— Description of the task —
Make an exact copy of all the entries below, with the pictures left out.

— Start of Excerpted records —

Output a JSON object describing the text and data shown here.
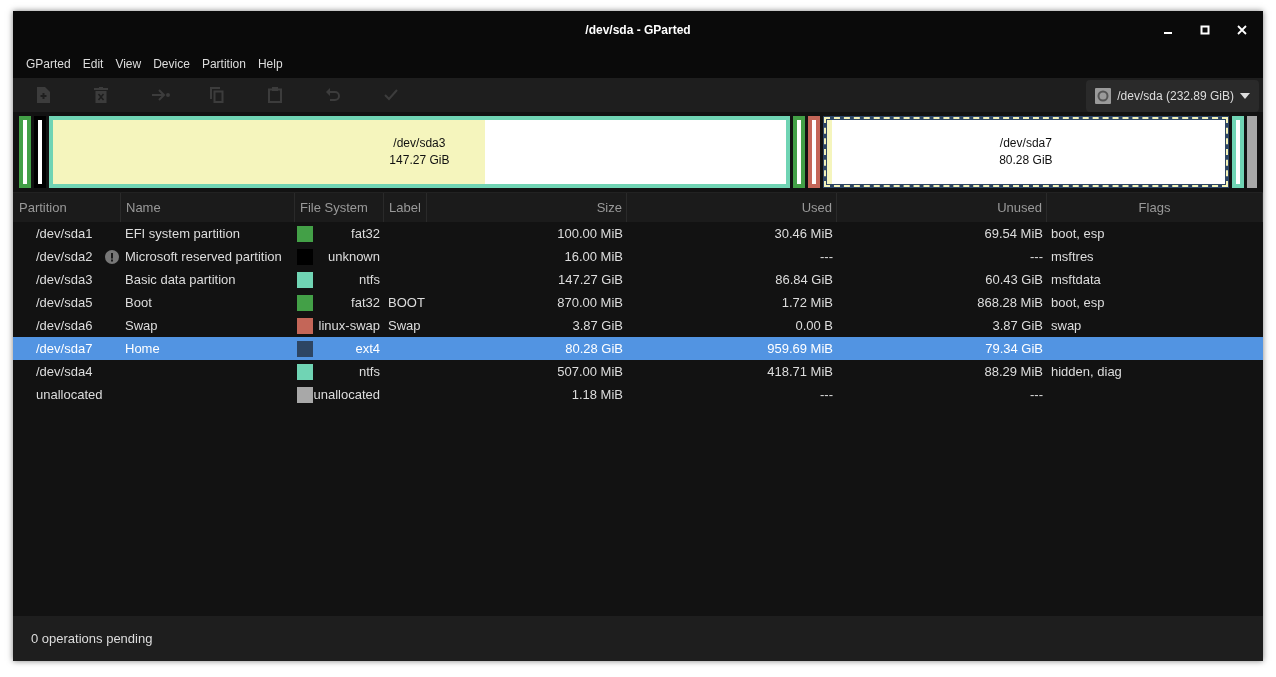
{
  "window": {
    "title": "/dev/sda - GParted"
  },
  "menu": [
    "GParted",
    "Edit",
    "View",
    "Device",
    "Partition",
    "Help"
  ],
  "toolbar": [
    {
      "kind": "new",
      "disabled": true
    },
    {
      "kind": "delete",
      "disabled": true
    },
    {
      "kind": "resize",
      "disabled": true
    },
    {
      "kind": "copy",
      "disabled": true
    },
    {
      "kind": "paste",
      "disabled": true
    },
    {
      "kind": "undo",
      "disabled": true
    },
    {
      "kind": "apply",
      "disabled": true
    }
  ],
  "device": {
    "label": "/dev/sda (232.89 GiB)"
  },
  "map": [
    {
      "kind": "narrow",
      "color": "#43a047",
      "selected": false
    },
    {
      "kind": "narrow",
      "color": "#000000",
      "selected": false
    },
    {
      "kind": "wide",
      "color": "#70d4b4",
      "level": 0.59,
      "name": "/dev/sda3",
      "size": "147.27 GiB",
      "selected": false
    },
    {
      "kind": "narrow",
      "color": "#43a047",
      "selected": false
    },
    {
      "kind": "narrow",
      "color": "#c46658",
      "selected": false
    },
    {
      "kind": "wide",
      "color": "#2d4563",
      "level": 0.012,
      "name": "/dev/sda7",
      "size": "80.28 GiB",
      "selected": true
    },
    {
      "kind": "narrow",
      "color": "#70d4b4",
      "selected": false
    },
    {
      "kind": "unallocated",
      "color": "#a8a8a8",
      "selected": false
    }
  ],
  "table": {
    "columns": [
      "Partition",
      "Name",
      "File System",
      "Label",
      "Size",
      "Used",
      "Unused",
      "Flags"
    ],
    "rows": [
      {
        "partition": "/dev/sda1",
        "warning": false,
        "name": "EFI system partition",
        "color": "#43a047",
        "file_system": "fat32",
        "label": "",
        "size": "100.00 MiB",
        "used": "30.46 MiB",
        "unused": "69.54 MiB",
        "flags": "boot, esp",
        "selected": false
      },
      {
        "partition": "/dev/sda2",
        "warning": true,
        "name": "Microsoft reserved partition",
        "color": "#000000",
        "file_system": "unknown",
        "label": "",
        "size": "16.00 MiB",
        "used": "---",
        "unused": "---",
        "flags": "msftres",
        "selected": false
      },
      {
        "partition": "/dev/sda3",
        "warning": false,
        "name": "Basic data partition",
        "color": "#70d4b4",
        "file_system": "ntfs",
        "label": "",
        "size": "147.27 GiB",
        "used": "86.84 GiB",
        "unused": "60.43 GiB",
        "flags": "msftdata",
        "selected": false
      },
      {
        "partition": "/dev/sda5",
        "warning": false,
        "name": "Boot",
        "color": "#43a047",
        "file_system": "fat32",
        "label": "BOOT",
        "size": "870.00 MiB",
        "used": "1.72 MiB",
        "unused": "868.28 MiB",
        "flags": "boot, esp",
        "selected": false
      },
      {
        "partition": "/dev/sda6",
        "warning": false,
        "name": "Swap",
        "color": "#c46658",
        "file_system": "linux-swap",
        "label": "Swap",
        "size": "3.87 GiB",
        "used": "0.00 B",
        "unused": "3.87 GiB",
        "flags": "swap",
        "selected": false
      },
      {
        "partition": "/dev/sda7",
        "warning": false,
        "name": "Home",
        "color": "#2d4563",
        "file_system": "ext4",
        "label": "",
        "size": "80.28 GiB",
        "used": "959.69 MiB",
        "unused": "79.34 GiB",
        "flags": "",
        "selected": true
      },
      {
        "partition": "/dev/sda4",
        "warning": false,
        "name": "",
        "color": "#70d4b4",
        "file_system": "ntfs",
        "label": "",
        "size": "507.00 MiB",
        "used": "418.71 MiB",
        "unused": "88.29 MiB",
        "flags": "hidden, diag",
        "selected": false
      },
      {
        "partition": "unallocated",
        "warning": false,
        "name": "",
        "color": "#a8a8a8",
        "file_system": "unallocated",
        "label": "",
        "size": "1.18 MiB",
        "used": "---",
        "unused": "---",
        "flags": "",
        "selected": false
      }
    ]
  },
  "status_bar": "0 operations pending"
}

— End of Excerpted records —

— Response —
Output a JSON object describing the text and data shown here.
{
  "window": {
    "title": "/dev/sda - GParted"
  },
  "menu": [
    "GParted",
    "Edit",
    "View",
    "Device",
    "Partition",
    "Help"
  ],
  "toolbar": [
    {
      "kind": "new",
      "disabled": true
    },
    {
      "kind": "delete",
      "disabled": true
    },
    {
      "kind": "resize",
      "disabled": true
    },
    {
      "kind": "copy",
      "disabled": true
    },
    {
      "kind": "paste",
      "disabled": true
    },
    {
      "kind": "undo",
      "disabled": true
    },
    {
      "kind": "apply",
      "disabled": true
    }
  ],
  "device": {
    "label": "/dev/sda (232.89 GiB)"
  },
  "map": [
    {
      "kind": "narrow",
      "color": "#43a047",
      "selected": false
    },
    {
      "kind": "narrow",
      "color": "#000000",
      "selected": false
    },
    {
      "kind": "wide",
      "color": "#70d4b4",
      "level": 0.59,
      "name": "/dev/sda3",
      "size": "147.27 GiB",
      "selected": false
    },
    {
      "kind": "narrow",
      "color": "#43a047",
      "selected": false
    },
    {
      "kind": "narrow",
      "color": "#c46658",
      "selected": false
    },
    {
      "kind": "wide",
      "color": "#2d4563",
      "level": 0.012,
      "name": "/dev/sda7",
      "size": "80.28 GiB",
      "selected": true
    },
    {
      "kind": "narrow",
      "color": "#70d4b4",
      "selected": false
    },
    {
      "kind": "unallocated",
      "color": "#a8a8a8",
      "selected": false
    }
  ],
  "table": {
    "columns": [
      "Partition",
      "Name",
      "File System",
      "Label",
      "Size",
      "Used",
      "Unused",
      "Flags"
    ],
    "rows": [
      {
        "partition": "/dev/sda1",
        "warning": false,
        "name": "EFI system partition",
        "color": "#43a047",
        "file_system": "fat32",
        "label": "",
        "size": "100.00 MiB",
        "used": "30.46 MiB",
        "unused": "69.54 MiB",
        "flags": "boot, esp",
        "selected": false
      },
      {
        "partition": "/dev/sda2",
        "warning": true,
        "name": "Microsoft reserved partition",
        "color": "#000000",
        "file_system": "unknown",
        "label": "",
        "size": "16.00 MiB",
        "used": "---",
        "unused": "---",
        "flags": "msftres",
        "selected": false
      },
      {
        "partition": "/dev/sda3",
        "warning": false,
        "name": "Basic data partition",
        "color": "#70d4b4",
        "file_system": "ntfs",
        "label": "",
        "size": "147.27 GiB",
        "used": "86.84 GiB",
        "unused": "60.43 GiB",
        "flags": "msftdata",
        "selected": false
      },
      {
        "partition": "/dev/sda5",
        "warning": false,
        "name": "Boot",
        "color": "#43a047",
        "file_system": "fat32",
        "label": "BOOT",
        "size": "870.00 MiB",
        "used": "1.72 MiB",
        "unused": "868.28 MiB",
        "flags": "boot, esp",
        "selected": false
      },
      {
        "partition": "/dev/sda6",
        "warning": false,
        "name": "Swap",
        "color": "#c46658",
        "file_system": "linux-swap",
        "label": "Swap",
        "size": "3.87 GiB",
        "used": "0.00 B",
        "unused": "3.87 GiB",
        "flags": "swap",
        "selected": false
      },
      {
        "partition": "/dev/sda7",
        "warning": false,
        "name": "Home",
        "color": "#2d4563",
        "file_system": "ext4",
        "label": "",
        "size": "80.28 GiB",
        "used": "959.69 MiB",
        "unused": "79.34 GiB",
        "flags": "",
        "selected": true
      },
      {
        "partition": "/dev/sda4",
        "warning": false,
        "name": "",
        "color": "#70d4b4",
        "file_system": "ntfs",
        "label": "",
        "size": "507.00 MiB",
        "used": "418.71 MiB",
        "unused": "88.29 MiB",
        "flags": "hidden, diag",
        "selected": false
      },
      {
        "partition": "unallocated",
        "warning": false,
        "name": "",
        "color": "#a8a8a8",
        "file_system": "unallocated",
        "label": "",
        "size": "1.18 MiB",
        "used": "---",
        "unused": "---",
        "flags": "",
        "selected": false
      }
    ]
  },
  "status_bar": "0 operations pending"
}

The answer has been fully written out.